Write out all the entries word for word, but skip any images.

Data excerpts:
'''
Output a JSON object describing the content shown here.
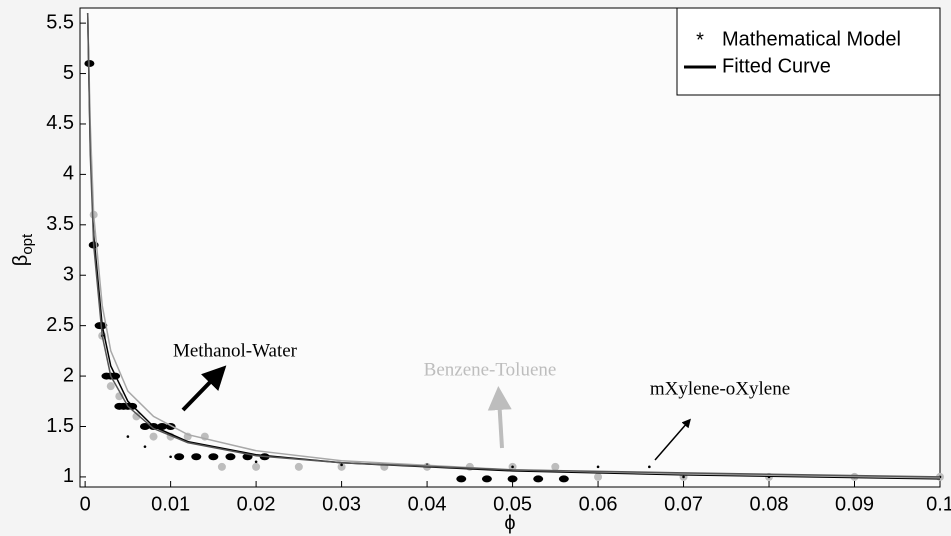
{
  "chart_data": {
    "type": "scatter",
    "xlabel": "ϕ",
    "ylabel": "β",
    "ylabel_subscript": "opt",
    "xlim": [
      -0.0006,
      0.1
    ],
    "ylim": [
      0.9,
      5.65
    ],
    "xticks": [
      0,
      0.01,
      0.02,
      0.03,
      0.04,
      0.05,
      0.06,
      0.07,
      0.08,
      0.09,
      0.1
    ],
    "yticks": [
      1,
      1.5,
      2,
      2.5,
      3,
      3.5,
      4,
      4.5,
      5,
      5.5
    ],
    "legend": {
      "entries": [
        "Mathematical Model",
        "Fitted Curve"
      ],
      "position": "upper right"
    },
    "series": [
      {
        "name": "Methanol-Water",
        "type": "scatter",
        "marker": "star",
        "color": "#000000",
        "x": [
          0.0005,
          0.001,
          0.0017,
          0.002,
          0.0025,
          0.003,
          0.0035,
          0.004,
          0.0045,
          0.005,
          0.0055,
          0.007,
          0.008,
          0.009,
          0.01,
          0.011,
          0.013,
          0.015,
          0.017,
          0.019,
          0.021,
          0.044,
          0.047,
          0.05,
          0.053,
          0.056
        ],
        "values": [
          5.1,
          3.3,
          2.5,
          2.5,
          2.0,
          2.0,
          2.0,
          1.7,
          1.7,
          1.7,
          1.7,
          1.5,
          1.5,
          1.5,
          1.5,
          1.2,
          1.2,
          1.2,
          1.2,
          1.2,
          1.2,
          0.98,
          0.98,
          0.98,
          0.98,
          0.98
        ]
      },
      {
        "name": "Benzene-Toluene",
        "type": "scatter",
        "marker": "circle",
        "color": "#bdbdbd",
        "x": [
          0.001,
          0.002,
          0.003,
          0.004,
          0.006,
          0.008,
          0.01,
          0.012,
          0.014,
          0.016,
          0.02,
          0.025,
          0.03,
          0.035,
          0.04,
          0.045,
          0.05,
          0.055,
          0.06,
          0.07,
          0.08,
          0.09,
          0.1
        ],
        "values": [
          3.6,
          2.4,
          1.9,
          1.8,
          1.6,
          1.4,
          1.4,
          1.4,
          1.4,
          1.1,
          1.1,
          1.1,
          1.1,
          1.1,
          1.1,
          1.1,
          1.1,
          1.1,
          1.0,
          1.0,
          1.0,
          1.0,
          1.0
        ]
      },
      {
        "name": "mXylene-oXylene",
        "type": "scatter",
        "marker": "dot",
        "color": "#000000",
        "x": [
          0.002,
          0.005,
          0.007,
          0.01,
          0.02,
          0.03,
          0.04,
          0.05,
          0.06,
          0.066,
          0.07,
          0.08,
          0.09,
          0.1
        ],
        "values": [
          2.4,
          1.4,
          1.3,
          1.2,
          1.15,
          1.12,
          1.12,
          1.1,
          1.1,
          1.1,
          1.0,
          1.0,
          1.0,
          1.0
        ]
      },
      {
        "type": "line",
        "color": "#000000",
        "x": [
          0.0003,
          0.0006,
          0.001,
          0.002,
          0.003,
          0.005,
          0.008,
          0.012,
          0.02,
          0.03,
          0.05,
          0.07,
          0.1
        ],
        "values": [
          5.6,
          4.3,
          3.4,
          2.5,
          2.1,
          1.75,
          1.5,
          1.35,
          1.22,
          1.14,
          1.06,
          1.02,
          0.98
        ]
      },
      {
        "type": "line",
        "color": "#a8a8a8",
        "x": [
          0.0003,
          0.0006,
          0.001,
          0.002,
          0.003,
          0.005,
          0.008,
          0.012,
          0.02,
          0.03,
          0.05,
          0.07,
          0.1
        ],
        "values": [
          5.6,
          4.5,
          3.6,
          2.7,
          2.25,
          1.85,
          1.6,
          1.42,
          1.26,
          1.16,
          1.07,
          1.03,
          0.99
        ]
      },
      {
        "type": "line",
        "color": "#555555",
        "x": [
          0.0003,
          0.0006,
          0.001,
          0.002,
          0.003,
          0.005,
          0.008,
          0.012,
          0.02,
          0.03,
          0.05,
          0.07,
          0.1
        ],
        "values": [
          5.6,
          4.2,
          3.3,
          2.4,
          2.0,
          1.7,
          1.48,
          1.34,
          1.21,
          1.14,
          1.07,
          1.04,
          1.0
        ]
      }
    ]
  }
}
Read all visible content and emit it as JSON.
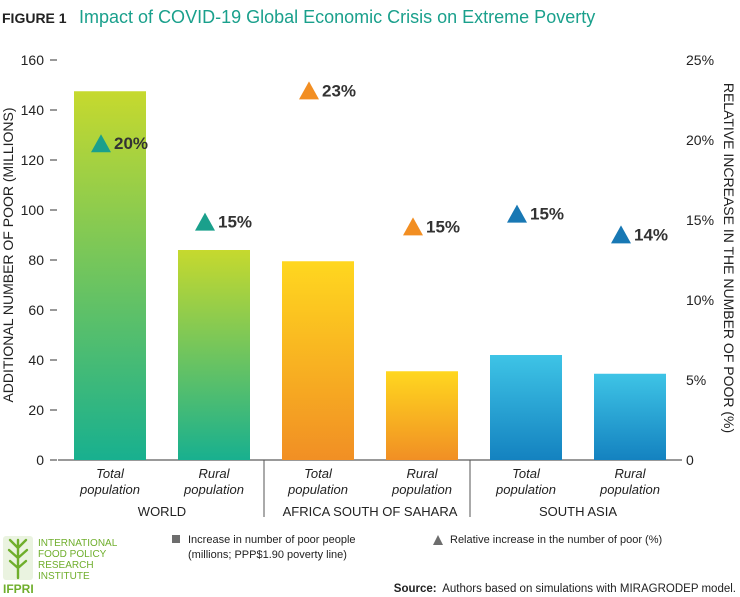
{
  "figure": {
    "label": "FIGURE 1",
    "title": "Impact of COVID-19 Global Economic Crisis on Extreme Poverty"
  },
  "chart_data": {
    "type": "bar",
    "title": "Impact of COVID-19 Global Economic Crisis on Extreme Poverty",
    "ylabel": "ADDITIONAL NUMBER OF POOR (MILLIONS)",
    "y2label": "RELATIVE INCREASE IN THE NUMBER OF POOR (%)",
    "ylim": [
      0,
      160
    ],
    "y2lim": [
      0,
      25
    ],
    "yticks": [
      0,
      20,
      40,
      60,
      80,
      100,
      120,
      140,
      160
    ],
    "y2ticks": [
      "0",
      "5%",
      "10%",
      "15%",
      "20%",
      "25%"
    ],
    "groups": [
      {
        "name": "WORLD",
        "color_top": "#c6d92e",
        "color_bottom": "#18b08f",
        "marker_color": "#1aa08c"
      },
      {
        "name": "AFRICA SOUTH OF SAHARA",
        "color_top": "#ffd71f",
        "color_bottom": "#f18f24",
        "marker_color": "#f28e22"
      },
      {
        "name": "SOUTH ASIA",
        "color_top": "#3ec4e6",
        "color_bottom": "#1482c0",
        "marker_color": "#1878b4"
      }
    ],
    "categories": [
      {
        "line1": "Total",
        "line2": "population"
      },
      {
        "line1": "Rural",
        "line2": "population"
      },
      {
        "line1": "Total",
        "line2": "population"
      },
      {
        "line1": "Rural",
        "line2": "population"
      },
      {
        "line1": "Total",
        "line2": "population"
      },
      {
        "line1": "Rural",
        "line2": "population"
      }
    ],
    "series": [
      {
        "name": "Increase in number of poor people (millions; PPP$1.90 poverty line)",
        "axis": "left",
        "values": [
          147.5,
          84,
          79.5,
          35.5,
          42,
          34.5
        ]
      },
      {
        "name": "Relative increase in the number of poor (%)",
        "axis": "right",
        "values": [
          19.8,
          14.9,
          23.1,
          14.6,
          15.4,
          14.1
        ],
        "labels": [
          "20%",
          "15%",
          "23%",
          "15%",
          "15%",
          "14%"
        ]
      }
    ]
  },
  "legend": {
    "bar_line1": "Increase in number of poor people",
    "bar_line2": "(millions; PPP$1.90 poverty line)",
    "triangle": "Relative increase in the number of poor (%)",
    "bar_color": "#6d6d6d",
    "triangle_color": "#6d6d6d"
  },
  "logo": {
    "lines": [
      "INTERNATIONAL",
      "FOOD POLICY",
      "RESEARCH",
      "INSTITUTE"
    ],
    "acronym": "IFPRI",
    "color": "#6fae2c"
  },
  "source": {
    "label": "Source:",
    "text": "Authors based on simulations with MIRAGRODEP model."
  }
}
'''
Expected answer:
Output a JSON object describing the content shown here.
{
  "chart_data": {
    "type": "scatter",
    "xlabel": "ϕ",
    "ylabel": "β",
    "ylabel_subscript": "opt",
    "xlim": [
      -0.0006,
      0.1
    ],
    "ylim": [
      0.9,
      5.65
    ],
    "xticks": [
      0,
      0.01,
      0.02,
      0.03,
      0.04,
      0.05,
      0.06,
      0.07,
      0.08,
      0.09,
      0.1
    ],
    "yticks": [
      1,
      1.5,
      2,
      2.5,
      3,
      3.5,
      4,
      4.5,
      5,
      5.5
    ],
    "legend": {
      "entries": [
        "Mathematical Model",
        "Fitted Curve"
      ],
      "position": "upper right"
    },
    "series": [
      {
        "name": "Methanol-Water",
        "type": "scatter",
        "marker": "star",
        "color": "#000000",
        "x": [
          0.0005,
          0.001,
          0.0017,
          0.002,
          0.0025,
          0.003,
          0.0035,
          0.004,
          0.0045,
          0.005,
          0.0055,
          0.007,
          0.008,
          0.009,
          0.01,
          0.011,
          0.013,
          0.015,
          0.017,
          0.019,
          0.021,
          0.044,
          0.047,
          0.05,
          0.053,
          0.056
        ],
        "values": [
          5.1,
          3.3,
          2.5,
          2.5,
          2.0,
          2.0,
          2.0,
          1.7,
          1.7,
          1.7,
          1.7,
          1.5,
          1.5,
          1.5,
          1.5,
          1.2,
          1.2,
          1.2,
          1.2,
          1.2,
          1.2,
          0.98,
          0.98,
          0.98,
          0.98,
          0.98
        ]
      },
      {
        "name": "Benzene-Toluene",
        "type": "scatter",
        "marker": "circle",
        "color": "#bdbdbd",
        "x": [
          0.001,
          0.002,
          0.003,
          0.004,
          0.006,
          0.008,
          0.01,
          0.012,
          0.014,
          0.016,
          0.02,
          0.025,
          0.03,
          0.035,
          0.04,
          0.045,
          0.05,
          0.055,
          0.06,
          0.07,
          0.08,
          0.09,
          0.1
        ],
        "values": [
          3.6,
          2.4,
          1.9,
          1.8,
          1.6,
          1.4,
          1.4,
          1.4,
          1.4,
          1.1,
          1.1,
          1.1,
          1.1,
          1.1,
          1.1,
          1.1,
          1.1,
          1.1,
          1.0,
          1.0,
          1.0,
          1.0,
          1.0
        ]
      },
      {
        "name": "mXylene-oXylene",
        "type": "scatter",
        "marker": "dot",
        "color": "#000000",
        "x": [
          0.002,
          0.005,
          0.007,
          0.01,
          0.02,
          0.03,
          0.04,
          0.05,
          0.06,
          0.066,
          0.07,
          0.08,
          0.09,
          0.1
        ],
        "values": [
          2.4,
          1.4,
          1.3,
          1.2,
          1.15,
          1.12,
          1.12,
          1.1,
          1.1,
          1.1,
          1.0,
          1.0,
          1.0,
          1.0
        ]
      },
      {
        "type": "line",
        "color": "#000000",
        "x": [
          0.0003,
          0.0006,
          0.001,
          0.002,
          0.003,
          0.005,
          0.008,
          0.012,
          0.02,
          0.03,
          0.05,
          0.07,
          0.1
        ],
        "values": [
          5.6,
          4.3,
          3.4,
          2.5,
          2.1,
          1.75,
          1.5,
          1.35,
          1.22,
          1.14,
          1.06,
          1.02,
          0.98
        ]
      },
      {
        "type": "line",
        "color": "#a8a8a8",
        "x": [
          0.0003,
          0.0006,
          0.001,
          0.002,
          0.003,
          0.005,
          0.008,
          0.012,
          0.02,
          0.03,
          0.05,
          0.07,
          0.1
        ],
        "values": [
          5.6,
          4.5,
          3.6,
          2.7,
          2.25,
          1.85,
          1.6,
          1.42,
          1.26,
          1.16,
          1.07,
          1.03,
          0.99
        ]
      },
      {
        "type": "line",
        "color": "#555555",
        "x": [
          0.0003,
          0.0006,
          0.001,
          0.002,
          0.003,
          0.005,
          0.008,
          0.012,
          0.02,
          0.03,
          0.05,
          0.07,
          0.1
        ],
        "values": [
          5.6,
          4.2,
          3.3,
          2.4,
          2.0,
          1.7,
          1.48,
          1.34,
          1.21,
          1.14,
          1.07,
          1.04,
          1.0
        ]
      }
    ]
  }
}
Read all visible content and emit it as JSON.
{
  "figure": {
    "label": "FIGURE 1",
    "title": "Impact of COVID-19 Global Economic Crisis on Extreme Poverty"
  },
  "chart_data": {
    "type": "bar",
    "title": "Impact of COVID-19 Global Economic Crisis on Extreme Poverty",
    "ylabel": "ADDITIONAL NUMBER OF POOR (MILLIONS)",
    "y2label": "RELATIVE INCREASE IN THE NUMBER OF POOR (%)",
    "ylim": [
      0,
      160
    ],
    "y2lim": [
      0,
      25
    ],
    "yticks": [
      0,
      20,
      40,
      60,
      80,
      100,
      120,
      140,
      160
    ],
    "y2ticks": [
      "0",
      "5%",
      "10%",
      "15%",
      "20%",
      "25%"
    ],
    "groups": [
      {
        "name": "WORLD",
        "color_top": "#c6d92e",
        "color_bottom": "#18b08f",
        "marker_color": "#1aa08c"
      },
      {
        "name": "AFRICA SOUTH OF SAHARA",
        "color_top": "#ffd71f",
        "color_bottom": "#f18f24",
        "marker_color": "#f28e22"
      },
      {
        "name": "SOUTH ASIA",
        "color_top": "#3ec4e6",
        "color_bottom": "#1482c0",
        "marker_color": "#1878b4"
      }
    ],
    "categories": [
      {
        "line1": "Total",
        "line2": "population"
      },
      {
        "line1": "Rural",
        "line2": "population"
      },
      {
        "line1": "Total",
        "line2": "population"
      },
      {
        "line1": "Rural",
        "line2": "population"
      },
      {
        "line1": "Total",
        "line2": "population"
      },
      {
        "line1": "Rural",
        "line2": "population"
      }
    ],
    "series": [
      {
        "name": "Increase in number of poor people (millions; PPP$1.90 poverty line)",
        "axis": "left",
        "values": [
          147.5,
          84,
          79.5,
          35.5,
          42,
          34.5
        ]
      },
      {
        "name": "Relative increase in the number of poor (%)",
        "axis": "right",
        "values": [
          19.8,
          14.9,
          23.1,
          14.6,
          15.4,
          14.1
        ],
        "labels": [
          "20%",
          "15%",
          "23%",
          "15%",
          "15%",
          "14%"
        ]
      }
    ]
  },
  "legend": {
    "bar_line1": "Increase in number of poor people",
    "bar_line2": "(millions; PPP$1.90 poverty line)",
    "triangle": "Relative increase in the number of poor (%)",
    "bar_color": "#6d6d6d",
    "triangle_color": "#6d6d6d"
  },
  "logo": {
    "lines": [
      "INTERNATIONAL",
      "FOOD POLICY",
      "RESEARCH",
      "INSTITUTE"
    ],
    "acronym": "IFPRI",
    "color": "#6fae2c"
  },
  "source": {
    "label": "Source:",
    "text": "Authors based on simulations with MIRAGRODEP model."
  }
}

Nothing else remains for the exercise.